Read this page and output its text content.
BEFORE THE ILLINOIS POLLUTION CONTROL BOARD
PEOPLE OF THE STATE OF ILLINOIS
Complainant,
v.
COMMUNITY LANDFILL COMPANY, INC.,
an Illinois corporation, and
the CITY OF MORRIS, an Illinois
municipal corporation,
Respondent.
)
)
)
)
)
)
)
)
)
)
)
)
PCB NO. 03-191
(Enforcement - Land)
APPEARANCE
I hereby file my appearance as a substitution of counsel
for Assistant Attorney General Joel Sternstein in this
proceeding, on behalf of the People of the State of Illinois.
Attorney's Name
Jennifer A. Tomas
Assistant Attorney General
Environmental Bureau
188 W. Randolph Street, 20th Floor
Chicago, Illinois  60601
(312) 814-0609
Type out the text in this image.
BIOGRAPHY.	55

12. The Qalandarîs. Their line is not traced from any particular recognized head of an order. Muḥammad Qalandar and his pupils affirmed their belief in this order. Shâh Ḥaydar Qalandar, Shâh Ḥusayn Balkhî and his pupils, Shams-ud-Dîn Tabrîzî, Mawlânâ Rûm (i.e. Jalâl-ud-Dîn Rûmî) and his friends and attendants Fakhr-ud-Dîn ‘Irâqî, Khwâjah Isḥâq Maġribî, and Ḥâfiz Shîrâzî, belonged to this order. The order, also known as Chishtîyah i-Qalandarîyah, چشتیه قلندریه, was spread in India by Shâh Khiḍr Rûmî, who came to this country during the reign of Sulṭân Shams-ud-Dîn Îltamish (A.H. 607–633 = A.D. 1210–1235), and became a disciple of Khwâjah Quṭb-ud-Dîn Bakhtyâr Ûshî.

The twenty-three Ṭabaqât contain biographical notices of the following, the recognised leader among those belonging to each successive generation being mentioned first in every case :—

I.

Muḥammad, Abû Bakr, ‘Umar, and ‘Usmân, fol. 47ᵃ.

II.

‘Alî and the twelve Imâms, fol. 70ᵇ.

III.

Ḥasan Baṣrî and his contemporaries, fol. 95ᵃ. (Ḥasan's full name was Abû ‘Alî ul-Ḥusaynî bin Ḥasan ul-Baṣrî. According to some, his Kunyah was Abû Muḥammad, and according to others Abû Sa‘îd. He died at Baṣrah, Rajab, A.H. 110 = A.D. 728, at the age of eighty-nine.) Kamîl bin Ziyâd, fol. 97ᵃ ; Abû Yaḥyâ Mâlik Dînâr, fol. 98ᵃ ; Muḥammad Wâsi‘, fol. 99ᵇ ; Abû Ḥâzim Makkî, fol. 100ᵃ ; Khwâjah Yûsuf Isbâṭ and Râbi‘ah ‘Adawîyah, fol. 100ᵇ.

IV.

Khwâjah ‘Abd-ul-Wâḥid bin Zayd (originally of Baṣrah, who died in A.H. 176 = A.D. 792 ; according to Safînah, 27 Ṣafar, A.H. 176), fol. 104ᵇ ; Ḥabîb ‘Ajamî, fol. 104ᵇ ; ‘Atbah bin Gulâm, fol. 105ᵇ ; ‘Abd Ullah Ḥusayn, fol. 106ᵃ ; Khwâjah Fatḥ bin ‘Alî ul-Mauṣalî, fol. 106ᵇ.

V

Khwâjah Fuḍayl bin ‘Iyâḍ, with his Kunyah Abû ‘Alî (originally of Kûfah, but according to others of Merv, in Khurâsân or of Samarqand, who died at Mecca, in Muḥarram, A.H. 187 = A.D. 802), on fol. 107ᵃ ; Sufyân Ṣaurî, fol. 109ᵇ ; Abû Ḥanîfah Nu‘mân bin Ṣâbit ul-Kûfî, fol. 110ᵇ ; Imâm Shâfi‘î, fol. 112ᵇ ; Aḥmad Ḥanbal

◇ ◇ ◇ ◇ ◇

** What you have to do **
Each line in the data that holds the string "text" should be found and copied.

** Written response **
Read this page and output its text content.
Type out the text in this image.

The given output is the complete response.